-- Begin Dataset --

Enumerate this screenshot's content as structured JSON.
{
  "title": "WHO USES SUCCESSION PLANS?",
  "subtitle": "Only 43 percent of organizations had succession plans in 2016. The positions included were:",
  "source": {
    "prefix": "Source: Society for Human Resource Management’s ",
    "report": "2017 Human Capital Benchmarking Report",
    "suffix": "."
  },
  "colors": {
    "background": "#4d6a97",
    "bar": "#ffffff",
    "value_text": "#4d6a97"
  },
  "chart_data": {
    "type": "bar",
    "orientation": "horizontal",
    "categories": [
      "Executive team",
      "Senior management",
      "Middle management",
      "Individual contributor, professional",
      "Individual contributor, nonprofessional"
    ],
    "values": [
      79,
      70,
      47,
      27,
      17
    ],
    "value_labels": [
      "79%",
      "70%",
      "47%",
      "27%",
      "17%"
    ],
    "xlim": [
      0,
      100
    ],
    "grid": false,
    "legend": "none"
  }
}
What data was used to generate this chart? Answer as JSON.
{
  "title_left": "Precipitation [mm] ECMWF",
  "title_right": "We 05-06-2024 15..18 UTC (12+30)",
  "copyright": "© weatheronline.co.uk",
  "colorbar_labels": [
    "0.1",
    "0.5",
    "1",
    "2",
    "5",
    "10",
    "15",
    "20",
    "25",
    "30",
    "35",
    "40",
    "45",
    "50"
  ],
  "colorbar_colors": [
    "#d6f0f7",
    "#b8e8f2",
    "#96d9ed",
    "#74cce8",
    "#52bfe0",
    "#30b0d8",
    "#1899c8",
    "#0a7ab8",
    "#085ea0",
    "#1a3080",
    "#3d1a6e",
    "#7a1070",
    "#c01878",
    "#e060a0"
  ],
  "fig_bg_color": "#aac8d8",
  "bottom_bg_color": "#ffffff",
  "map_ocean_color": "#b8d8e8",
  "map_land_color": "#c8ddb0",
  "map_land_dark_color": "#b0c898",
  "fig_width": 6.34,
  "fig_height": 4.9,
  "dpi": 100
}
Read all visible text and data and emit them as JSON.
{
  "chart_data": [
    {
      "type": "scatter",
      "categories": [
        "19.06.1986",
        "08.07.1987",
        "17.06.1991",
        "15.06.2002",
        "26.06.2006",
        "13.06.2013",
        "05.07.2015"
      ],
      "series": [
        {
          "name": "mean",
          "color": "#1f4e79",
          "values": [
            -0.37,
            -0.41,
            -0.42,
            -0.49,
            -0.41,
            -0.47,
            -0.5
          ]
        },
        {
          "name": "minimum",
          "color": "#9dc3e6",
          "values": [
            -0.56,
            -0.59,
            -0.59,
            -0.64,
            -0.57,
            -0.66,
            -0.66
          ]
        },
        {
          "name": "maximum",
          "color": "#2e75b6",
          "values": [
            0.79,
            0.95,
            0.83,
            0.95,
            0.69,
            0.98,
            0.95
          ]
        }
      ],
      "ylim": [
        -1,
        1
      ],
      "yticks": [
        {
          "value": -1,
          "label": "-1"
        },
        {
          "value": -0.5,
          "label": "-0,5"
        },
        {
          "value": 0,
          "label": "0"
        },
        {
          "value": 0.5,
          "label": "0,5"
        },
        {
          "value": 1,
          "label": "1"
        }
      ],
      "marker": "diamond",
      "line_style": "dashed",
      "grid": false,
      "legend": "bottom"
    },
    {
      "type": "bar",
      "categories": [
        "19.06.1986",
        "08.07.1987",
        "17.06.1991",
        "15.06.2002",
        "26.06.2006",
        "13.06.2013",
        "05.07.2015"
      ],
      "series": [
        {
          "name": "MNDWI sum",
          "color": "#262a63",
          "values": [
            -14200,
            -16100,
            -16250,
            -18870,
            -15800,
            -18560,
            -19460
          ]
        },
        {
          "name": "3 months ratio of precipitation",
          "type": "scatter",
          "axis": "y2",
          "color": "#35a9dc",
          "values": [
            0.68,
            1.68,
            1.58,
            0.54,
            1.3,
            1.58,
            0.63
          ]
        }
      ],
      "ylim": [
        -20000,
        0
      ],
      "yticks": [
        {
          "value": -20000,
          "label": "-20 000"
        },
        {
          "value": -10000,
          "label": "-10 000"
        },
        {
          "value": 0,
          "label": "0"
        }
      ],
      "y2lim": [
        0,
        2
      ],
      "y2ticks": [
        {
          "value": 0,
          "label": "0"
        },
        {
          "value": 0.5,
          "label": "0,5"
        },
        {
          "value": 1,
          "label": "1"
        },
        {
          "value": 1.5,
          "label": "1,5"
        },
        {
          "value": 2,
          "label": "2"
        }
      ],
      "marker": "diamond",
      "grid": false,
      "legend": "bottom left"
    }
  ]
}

-- End Dataset --

Write out every entry again, keeping each line exactly the same.

Enumerate this screenshot's content as structured JSON.
{
  "title": "WHO USES SUCCESSION PLANS?",
  "subtitle": "Only 43 percent of organizations had succession plans in 2016. The positions included were:",
  "source": {
    "prefix": "Source: Society for Human Resource Management’s ",
    "report": "2017 Human Capital Benchmarking Report",
    "suffix": "."
  },
  "colors": {
    "background": "#4d6a97",
    "bar": "#ffffff",
    "value_text": "#4d6a97"
  },
  "chart_data": {
    "type": "bar",
    "orientation": "horizontal",
    "categories": [
      "Executive team",
      "Senior management",
      "Middle management",
      "Individual contributor, professional",
      "Individual contributor, nonprofessional"
    ],
    "values": [
      79,
      70,
      47,
      27,
      17
    ],
    "value_labels": [
      "79%",
      "70%",
      "47%",
      "27%",
      "17%"
    ],
    "xlim": [
      0,
      100
    ],
    "grid": false,
    "legend": "none"
  }
}
What data was used to generate this chart? Answer as JSON.
{
  "title_left": "Precipitation [mm] ECMWF",
  "title_right": "We 05-06-2024 15..18 UTC (12+30)",
  "copyright": "© weatheronline.co.uk",
  "colorbar_labels": [
    "0.1",
    "0.5",
    "1",
    "2",
    "5",
    "10",
    "15",
    "20",
    "25",
    "30",
    "35",
    "40",
    "45",
    "50"
  ],
  "colorbar_colors": [
    "#d6f0f7",
    "#b8e8f2",
    "#96d9ed",
    "#74cce8",
    "#52bfe0",
    "#30b0d8",
    "#1899c8",
    "#0a7ab8",
    "#085ea0",
    "#1a3080",
    "#3d1a6e",
    "#7a1070",
    "#c01878",
    "#e060a0"
  ],
  "fig_bg_color": "#aac8d8",
  "bottom_bg_color": "#ffffff",
  "map_ocean_color": "#b8d8e8",
  "map_land_color": "#c8ddb0",
  "map_land_dark_color": "#b0c898",
  "fig_width": 6.34,
  "fig_height": 4.9,
  "dpi": 100
}
Read all visible text and data and emit them as JSON.
{
  "chart_data": [
    {
      "type": "scatter",
      "categories": [
        "19.06.1986",
        "08.07.1987",
        "17.06.1991",
        "15.06.2002",
        "26.06.2006",
        "13.06.2013",
        "05.07.2015"
      ],
      "series": [
        {
          "name": "mean",
          "color": "#1f4e79",
          "values": [
            -0.37,
            -0.41,
            -0.42,
            -0.49,
            -0.41,
            -0.47,
            -0.5
          ]
        },
        {
          "name": "minimum",
          "color": "#9dc3e6",
          "values": [
            -0.56,
            -0.59,
            -0.59,
            -0.64,
            -0.57,
            -0.66,
            -0.66
          ]
        },
        {
          "name": "maximum",
          "color": "#2e75b6",
          "values": [
            0.79,
            0.95,
            0.83,
            0.95,
            0.69,
            0.98,
            0.95
          ]
        }
      ],
      "ylim": [
        -1,
        1
      ],
      "yticks": [
        {
          "value": -1,
          "label": "-1"
        },
        {
          "value": -0.5,
          "label": "-0,5"
        },
        {
          "value": 0,
          "label": "0"
        },
        {
          "value": 0.5,
          "label": "0,5"
        },
        {
          "value": 1,
          "label": "1"
        }
      ],
      "marker": "diamond",
      "line_style": "dashed",
      "grid": false,
      "legend": "bottom"
    },
    {
      "type": "bar",
      "categories": [
        "19.06.1986",
        "08.07.1987",
        "17.06.1991",
        "15.06.2002",
        "26.06.2006",
        "13.06.2013",
        "05.07.2015"
      ],
      "series": [
        {
          "name": "MNDWI sum",
          "color": "#262a63",
          "values": [
            -14200,
            -16100,
            -16250,
            -18870,
            -15800,
            -18560,
            -19460
          ]
        },
        {
          "name": "3 months ratio of precipitation",
          "type": "scatter",
          "axis": "y2",
          "color": "#35a9dc",
          "values": [
            0.68,
            1.68,
            1.58,
            0.54,
            1.3,
            1.58,
            0.63
          ]
        }
      ],
      "ylim": [
        -20000,
        0
      ],
      "yticks": [
        {
          "value": -20000,
          "label": "-20 000"
        },
        {
          "value": -10000,
          "label": "-10 000"
        },
        {
          "value": 0,
          "label": "0"
        }
      ],
      "y2lim": [
        0,
        2
      ],
      "y2ticks": [
        {
          "value": 0,
          "label": "0"
        },
        {
          "value": 0.5,
          "label": "0,5"
        },
        {
          "value": 1,
          "label": "1"
        },
        {
          "value": 1.5,
          "label": "1,5"
        },
        {
          "value": 2,
          "label": "2"
        }
      ],
      "marker": "diamond",
      "grid": false,
      "legend": "bottom left"
    }
  ]
}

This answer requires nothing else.